Data records
## start
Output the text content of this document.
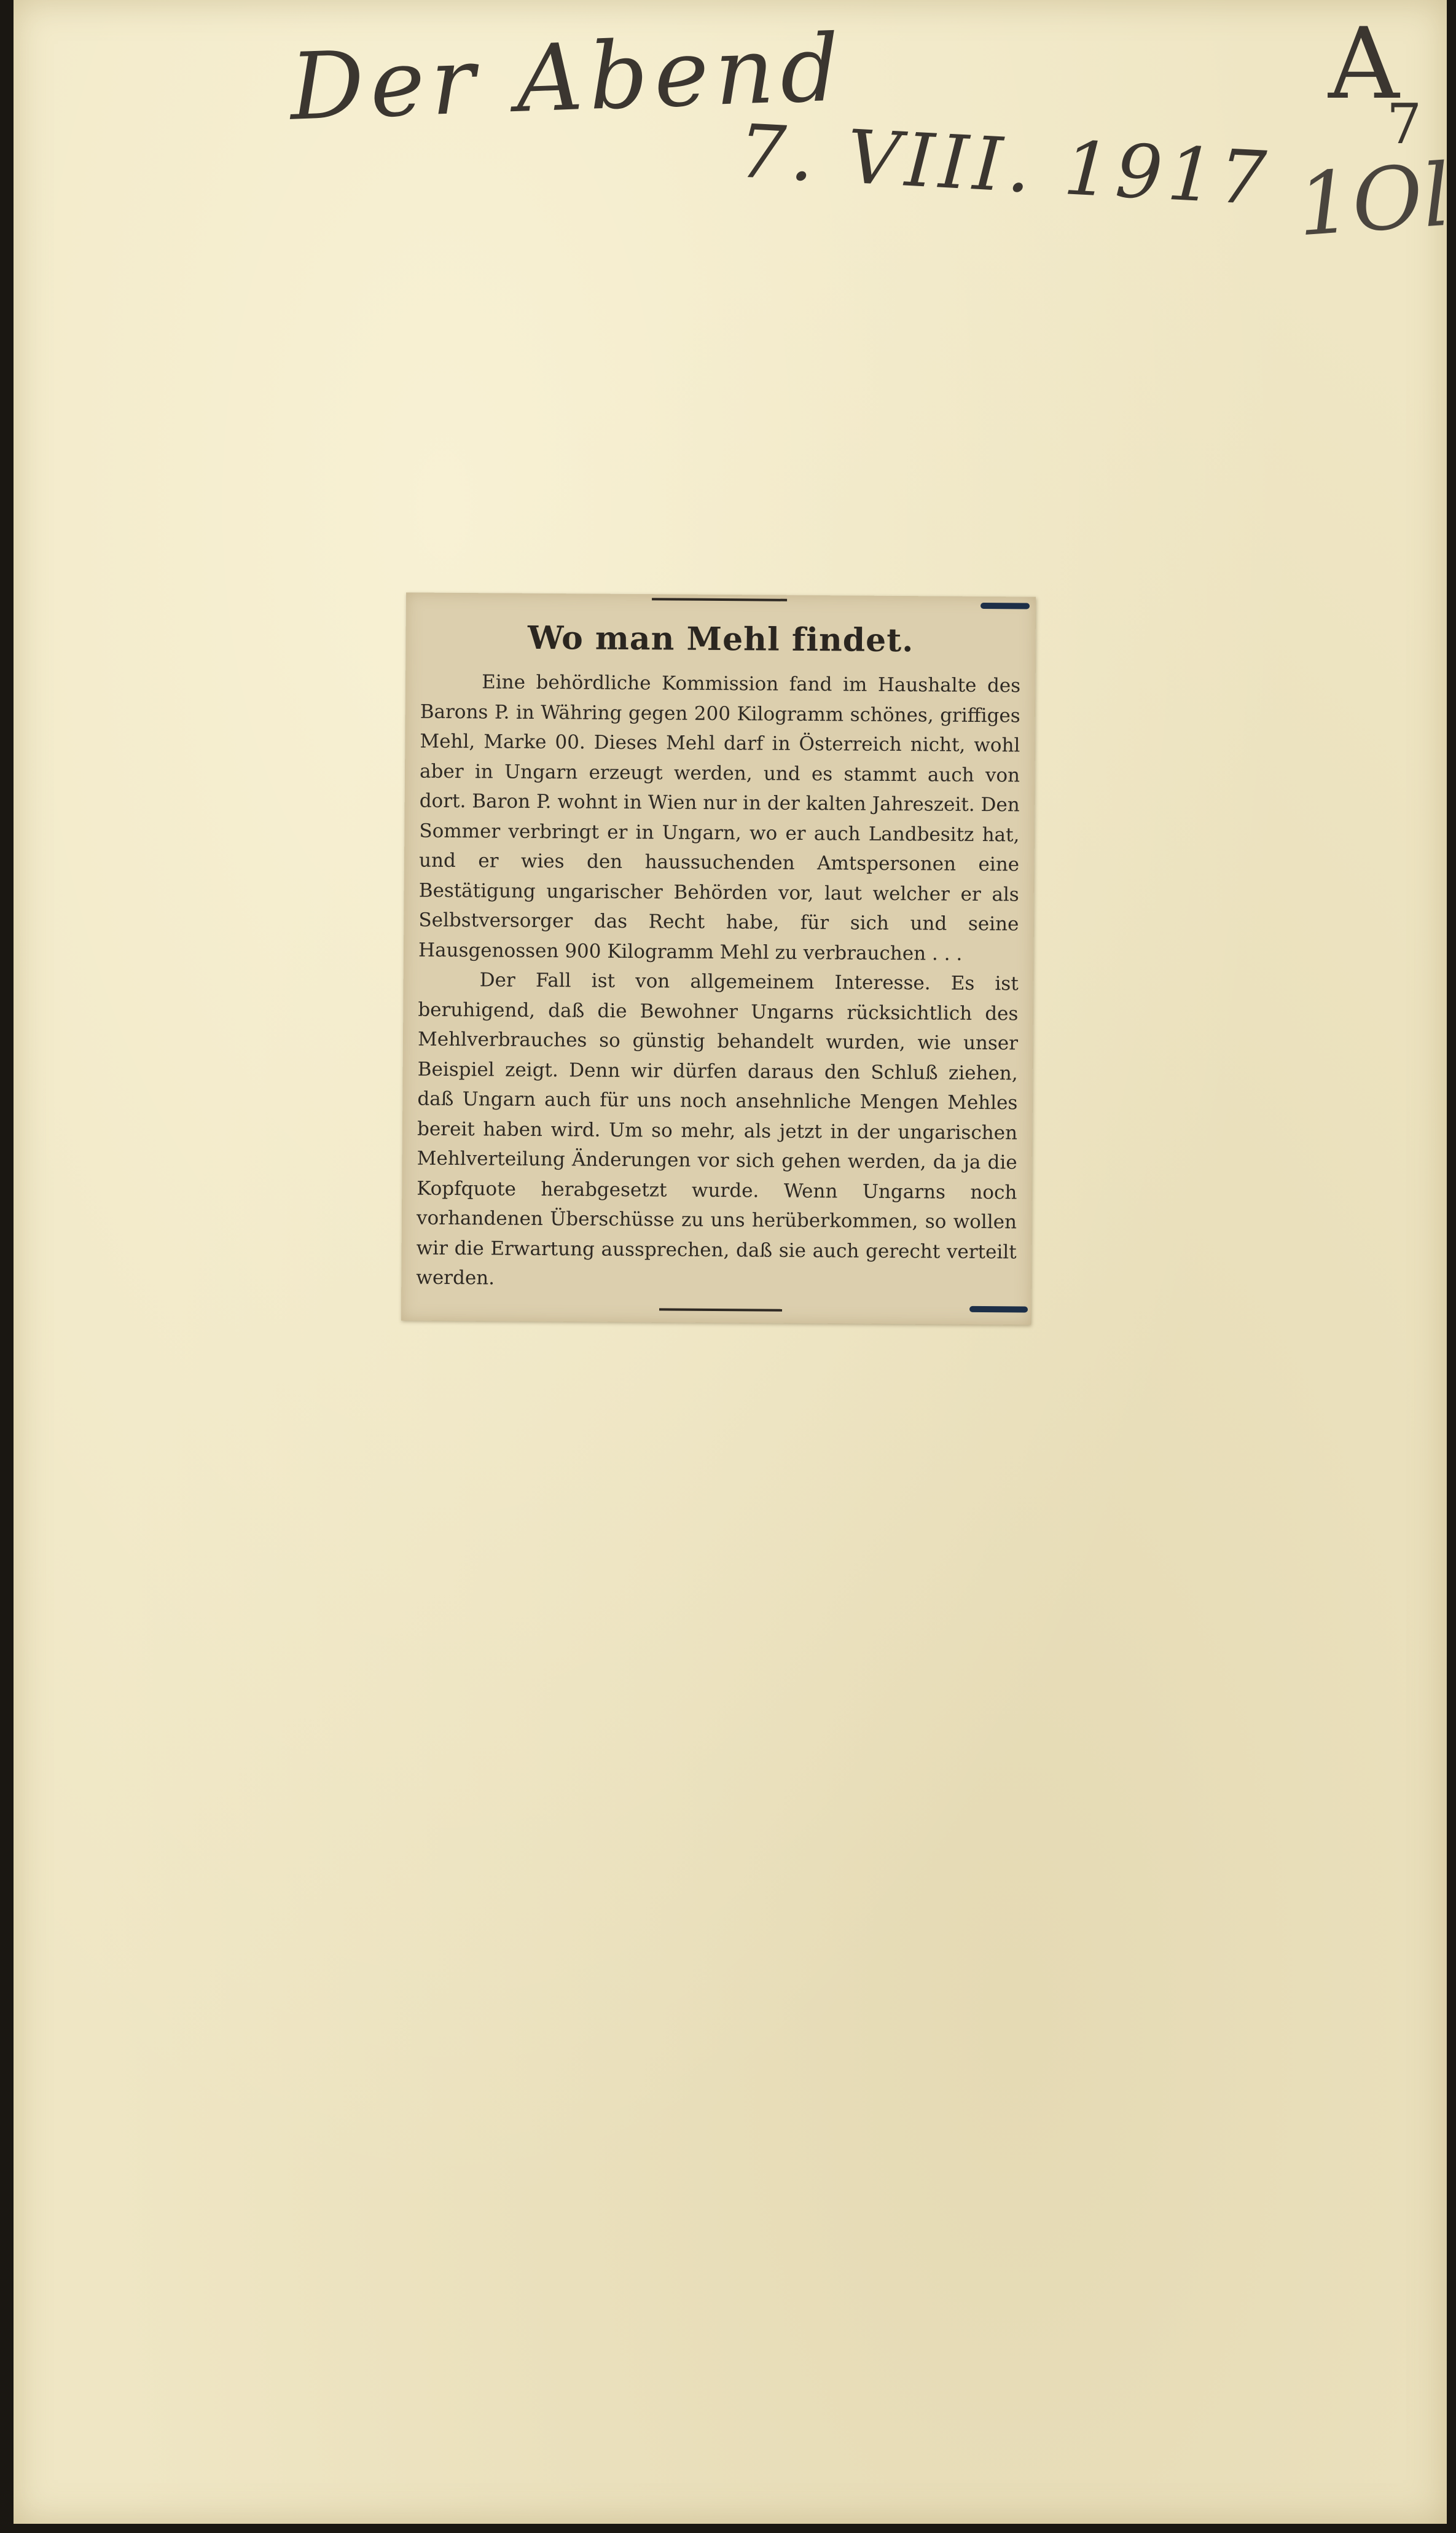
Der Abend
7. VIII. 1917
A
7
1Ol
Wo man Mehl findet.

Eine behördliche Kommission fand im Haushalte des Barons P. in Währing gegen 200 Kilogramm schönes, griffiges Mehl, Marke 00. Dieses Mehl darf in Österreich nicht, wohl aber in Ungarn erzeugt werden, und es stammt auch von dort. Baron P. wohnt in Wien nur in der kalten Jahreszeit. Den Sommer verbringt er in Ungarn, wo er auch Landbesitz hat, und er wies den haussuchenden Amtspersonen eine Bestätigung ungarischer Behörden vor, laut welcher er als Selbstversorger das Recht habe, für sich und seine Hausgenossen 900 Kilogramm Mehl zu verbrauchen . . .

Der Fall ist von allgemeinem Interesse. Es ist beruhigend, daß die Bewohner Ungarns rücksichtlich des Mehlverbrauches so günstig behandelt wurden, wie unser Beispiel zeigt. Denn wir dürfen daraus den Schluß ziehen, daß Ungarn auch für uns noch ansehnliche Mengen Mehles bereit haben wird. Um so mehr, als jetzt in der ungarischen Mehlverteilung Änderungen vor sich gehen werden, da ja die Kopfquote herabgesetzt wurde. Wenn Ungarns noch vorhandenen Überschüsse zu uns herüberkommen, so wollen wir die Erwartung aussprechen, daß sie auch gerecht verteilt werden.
## end
## start
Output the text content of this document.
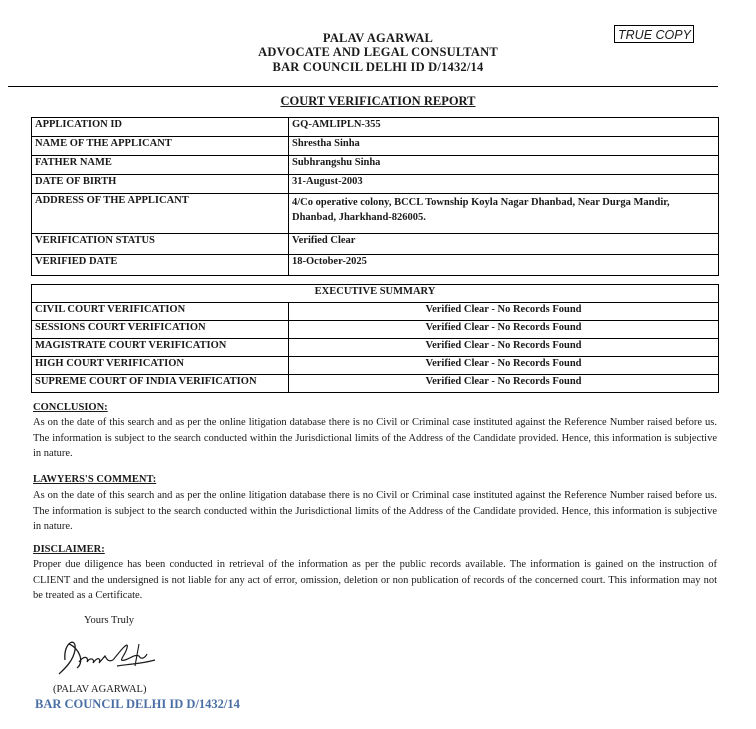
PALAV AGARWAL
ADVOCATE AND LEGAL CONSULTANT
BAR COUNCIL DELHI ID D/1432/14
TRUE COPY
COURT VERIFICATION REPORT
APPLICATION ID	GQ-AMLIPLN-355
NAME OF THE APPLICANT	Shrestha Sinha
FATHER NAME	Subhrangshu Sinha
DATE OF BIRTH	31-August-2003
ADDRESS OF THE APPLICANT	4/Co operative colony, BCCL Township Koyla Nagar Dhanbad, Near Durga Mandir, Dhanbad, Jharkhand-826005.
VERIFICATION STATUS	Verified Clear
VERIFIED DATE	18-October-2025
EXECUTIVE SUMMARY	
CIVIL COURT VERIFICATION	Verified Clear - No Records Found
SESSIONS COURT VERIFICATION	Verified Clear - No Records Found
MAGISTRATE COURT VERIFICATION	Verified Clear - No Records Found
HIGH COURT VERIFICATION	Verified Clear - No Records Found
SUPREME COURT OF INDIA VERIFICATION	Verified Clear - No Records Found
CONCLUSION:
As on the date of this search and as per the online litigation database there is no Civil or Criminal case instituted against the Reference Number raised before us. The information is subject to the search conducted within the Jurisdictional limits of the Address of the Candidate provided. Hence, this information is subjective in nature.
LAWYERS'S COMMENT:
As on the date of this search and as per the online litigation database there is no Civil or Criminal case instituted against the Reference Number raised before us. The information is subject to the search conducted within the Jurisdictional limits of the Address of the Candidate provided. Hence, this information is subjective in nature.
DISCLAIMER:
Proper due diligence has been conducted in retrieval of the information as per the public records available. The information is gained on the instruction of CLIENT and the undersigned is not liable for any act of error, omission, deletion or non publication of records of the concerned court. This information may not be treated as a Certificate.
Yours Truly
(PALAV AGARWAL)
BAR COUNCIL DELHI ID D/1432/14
## end
Exercise requirements.
Select every line of the material above holding the word "APPLICANT" and copy it.

Written reply.
NAME OF THE APPLICANT	Shrestha Sinha
ADDRESS OF THE APPLICANT	4/Co operative colony, BCCL Township Koyla Nagar Dhanbad, Near Durga Mandir, Dhanbad, Jharkhand-826005.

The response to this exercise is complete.